> _WORK TO BE COMPLETED_
Look below and pull out each line with the word "tautomer".

(A block of data)
○ ○ ○

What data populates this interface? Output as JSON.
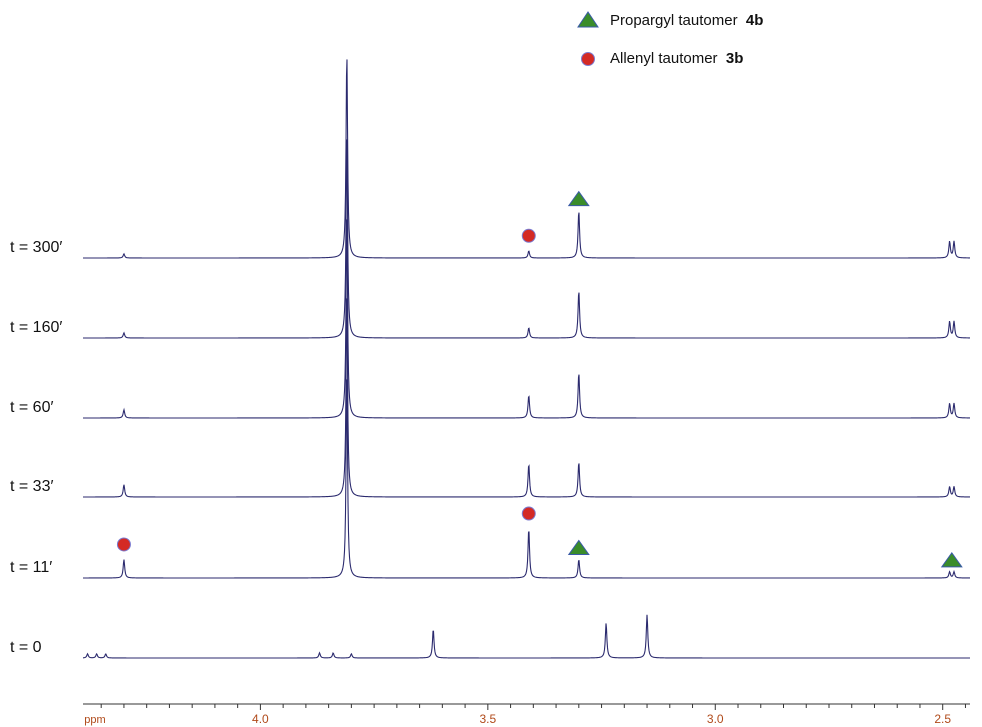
{
  "chart_data": {
    "type": "line",
    "title": "",
    "xlabel": "ppm",
    "ylabel": "",
    "x_axis_reversed": true,
    "xlim": [
      4.39,
      2.44
    ],
    "x_ticks": [
      4.0,
      3.5,
      3.0,
      2.5
    ],
    "x_tick_labels": [
      "4.0",
      "3.5",
      "3.0",
      "2.5"
    ],
    "grid": false,
    "legend_position": "top-right",
    "legend": [
      {
        "marker": "triangle",
        "color": "#3a8c2a",
        "text": "Propargyl tautomer",
        "bold": "4b"
      },
      {
        "marker": "circle",
        "color": "#d42a24",
        "text": "Allenyl tautomer",
        "bold": "3b"
      }
    ],
    "series": [
      {
        "name": "t = 300′",
        "peaks": [
          {
            "ppm": 4.3,
            "intensity": 0.02
          },
          {
            "ppm": 3.81,
            "intensity": 1.0
          },
          {
            "ppm": 3.41,
            "intensity": 0.035
          },
          {
            "ppm": 3.3,
            "intensity": 0.23
          },
          {
            "ppm": 2.48,
            "intensity": 0.08,
            "doublet": true
          }
        ],
        "markers": [
          {
            "ppm": 3.41,
            "type": "circle"
          },
          {
            "ppm": 3.3,
            "type": "triangle"
          }
        ]
      },
      {
        "name": "t = 160′",
        "peaks": [
          {
            "ppm": 4.3,
            "intensity": 0.025
          },
          {
            "ppm": 3.81,
            "intensity": 1.0
          },
          {
            "ppm": 3.41,
            "intensity": 0.05
          },
          {
            "ppm": 3.3,
            "intensity": 0.23
          },
          {
            "ppm": 2.48,
            "intensity": 0.08,
            "doublet": true
          }
        ],
        "markers": []
      },
      {
        "name": "t = 60′",
        "peaks": [
          {
            "ppm": 4.3,
            "intensity": 0.04
          },
          {
            "ppm": 3.81,
            "intensity": 1.0
          },
          {
            "ppm": 3.41,
            "intensity": 0.11
          },
          {
            "ppm": 3.3,
            "intensity": 0.22
          },
          {
            "ppm": 2.48,
            "intensity": 0.07,
            "doublet": true
          }
        ],
        "markers": []
      },
      {
        "name": "t = 33′",
        "peaks": [
          {
            "ppm": 4.3,
            "intensity": 0.06
          },
          {
            "ppm": 3.81,
            "intensity": 1.0
          },
          {
            "ppm": 3.41,
            "intensity": 0.16
          },
          {
            "ppm": 3.3,
            "intensity": 0.17
          },
          {
            "ppm": 2.48,
            "intensity": 0.05,
            "doublet": true
          }
        ],
        "markers": []
      },
      {
        "name": "t = 11′",
        "peaks": [
          {
            "ppm": 4.3,
            "intensity": 0.09
          },
          {
            "ppm": 3.81,
            "intensity": 1.0
          },
          {
            "ppm": 3.41,
            "intensity": 0.24
          },
          {
            "ppm": 3.3,
            "intensity": 0.09
          },
          {
            "ppm": 2.48,
            "intensity": 0.03,
            "doublet": true
          }
        ],
        "markers": [
          {
            "ppm": 4.3,
            "type": "circle"
          },
          {
            "ppm": 3.41,
            "type": "circle"
          },
          {
            "ppm": 3.3,
            "type": "triangle"
          },
          {
            "ppm": 2.48,
            "type": "triangle"
          }
        ]
      },
      {
        "name": "t = 0",
        "peaks": [
          {
            "ppm": 4.38,
            "intensity": 0.02
          },
          {
            "ppm": 4.36,
            "intensity": 0.02
          },
          {
            "ppm": 4.34,
            "intensity": 0.02
          },
          {
            "ppm": 3.87,
            "intensity": 0.025
          },
          {
            "ppm": 3.84,
            "intensity": 0.025
          },
          {
            "ppm": 3.8,
            "intensity": 0.02
          },
          {
            "ppm": 3.62,
            "intensity": 0.14
          },
          {
            "ppm": 3.24,
            "intensity": 0.17
          },
          {
            "ppm": 3.15,
            "intensity": 0.21
          }
        ],
        "markers": []
      }
    ]
  }
}
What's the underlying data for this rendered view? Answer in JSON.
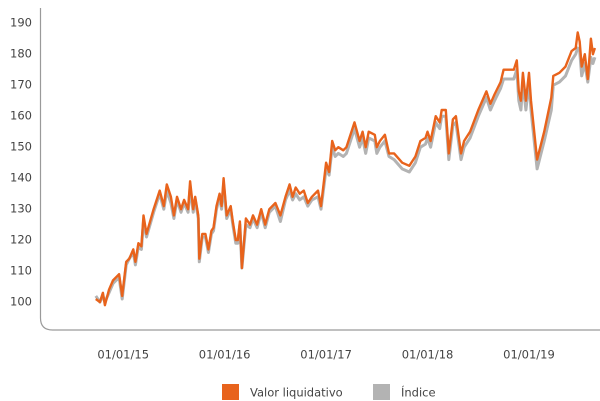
{
  "chart_data": {
    "type": "line",
    "x": [
      2014.73,
      2014.77,
      2014.8,
      2014.82,
      2014.86,
      2014.9,
      2014.96,
      2014.99,
      2015.03,
      2015.06,
      2015.1,
      2015.12,
      2015.15,
      2015.18,
      2015.2,
      2015.23,
      2015.3,
      2015.36,
      2015.4,
      2015.43,
      2015.47,
      2015.5,
      2015.53,
      2015.57,
      2015.6,
      2015.64,
      2015.66,
      2015.69,
      2015.71,
      2015.74,
      2015.75,
      2015.78,
      2015.81,
      2015.84,
      2015.87,
      2015.89,
      2015.92,
      2015.95,
      2015.97,
      2015.99,
      2016.02,
      2016.06,
      2016.08,
      2016.11,
      2016.13,
      2016.15,
      2016.17,
      2016.21,
      2016.25,
      2016.28,
      2016.32,
      2016.36,
      2016.4,
      2016.44,
      2016.5,
      2016.55,
      2016.6,
      2016.64,
      2016.67,
      2016.7,
      2016.74,
      2016.78,
      2016.82,
      2016.86,
      2016.92,
      2016.95,
      2017.0,
      2017.03,
      2017.06,
      2017.09,
      2017.12,
      2017.17,
      2017.2,
      2017.28,
      2017.33,
      2017.36,
      2017.39,
      2017.42,
      2017.48,
      2017.5,
      2017.53,
      2017.58,
      2017.62,
      2017.67,
      2017.75,
      2017.82,
      2017.88,
      2017.93,
      2017.98,
      2018.0,
      2018.03,
      2018.08,
      2018.12,
      2018.14,
      2018.18,
      2018.21,
      2018.25,
      2018.28,
      2018.33,
      2018.36,
      2018.42,
      2018.5,
      2018.58,
      2018.62,
      2018.66,
      2018.72,
      2018.75,
      2018.85,
      2018.88,
      2018.9,
      2018.92,
      2018.94,
      2018.97,
      2019.0,
      2019.02,
      2019.08,
      2019.15,
      2019.22,
      2019.24,
      2019.3,
      2019.36,
      2019.42,
      2019.46,
      2019.48,
      2019.5,
      2019.52,
      2019.55,
      2019.58,
      2019.61,
      2019.63,
      2019.65
    ],
    "series": [
      {
        "name": "Valor liquidativo",
        "color": "#e8631c",
        "values": [
          101,
          100,
          103,
          99,
          104,
          107,
          109,
          102,
          113,
          114,
          117,
          113,
          119,
          118,
          128,
          122,
          130,
          136,
          131,
          138,
          134,
          128,
          134,
          130,
          133,
          130,
          139,
          130,
          134,
          128,
          114,
          122,
          122,
          117,
          123,
          124,
          131,
          135,
          131,
          140,
          128,
          131,
          126,
          120,
          120,
          126,
          111,
          127,
          125,
          128,
          125,
          130,
          125,
          130,
          132,
          128,
          134,
          138,
          134,
          137,
          135,
          136,
          132,
          134,
          136,
          131,
          145,
          142,
          152,
          149,
          150,
          149,
          150,
          158,
          152,
          155,
          150,
          155,
          154,
          150,
          152,
          154,
          148,
          148,
          145,
          144,
          147,
          152,
          153,
          155,
          152,
          160,
          158,
          162,
          162,
          148,
          159,
          160,
          148,
          152,
          155,
          162,
          168,
          164,
          167,
          171,
          175,
          175,
          178,
          168,
          165,
          174,
          165,
          174,
          165,
          146,
          155,
          166,
          173,
          174,
          176,
          181,
          182,
          187,
          184,
          176,
          180,
          172,
          185,
          180,
          182
        ]
      },
      {
        "name": "Índice",
        "color": "#b3b3b3",
        "values": [
          102,
          100,
          102,
          100,
          103,
          106,
          108,
          101,
          112,
          114,
          116,
          112,
          118,
          117,
          126,
          121,
          129,
          135,
          130,
          136,
          132,
          127,
          133,
          129,
          132,
          129,
          137,
          129,
          133,
          127,
          113,
          121,
          121,
          116,
          122,
          123,
          130,
          134,
          130,
          138,
          127,
          130,
          125,
          119,
          119,
          125,
          111,
          125,
          124,
          127,
          124,
          129,
          124,
          129,
          131,
          126,
          133,
          136,
          133,
          135,
          133,
          134,
          131,
          133,
          134,
          130,
          143,
          141,
          150,
          147,
          148,
          147,
          148,
          156,
          150,
          153,
          148,
          153,
          152,
          148,
          150,
          152,
          147,
          146,
          143,
          142,
          145,
          150,
          151,
          153,
          150,
          158,
          156,
          160,
          160,
          146,
          157,
          158,
          146,
          150,
          153,
          160,
          166,
          162,
          165,
          169,
          172,
          172,
          175,
          165,
          162,
          171,
          162,
          171,
          162,
          143,
          152,
          162,
          170,
          171,
          173,
          178,
          180,
          182,
          181,
          173,
          177,
          171,
          179,
          177,
          179
        ]
      }
    ],
    "xlim": [
      2014.18,
      2019.7
    ],
    "xticks": [
      {
        "value": 2015,
        "label": "01/01/15"
      },
      {
        "value": 2016,
        "label": "01/01/16"
      },
      {
        "value": 2017,
        "label": "01/01/17"
      },
      {
        "value": 2018,
        "label": "01/01/18"
      },
      {
        "value": 2019,
        "label": "01/01/19"
      }
    ],
    "ylim": [
      91,
      197.5
    ],
    "yticks": [
      100,
      110,
      120,
      130,
      140,
      150,
      160,
      170,
      180,
      190
    ]
  }
}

○ ○ ○

> _WRITTEN RESPONSE_
        "text": "Propargyl tautomer",
        "text": "Allenyl tautomer",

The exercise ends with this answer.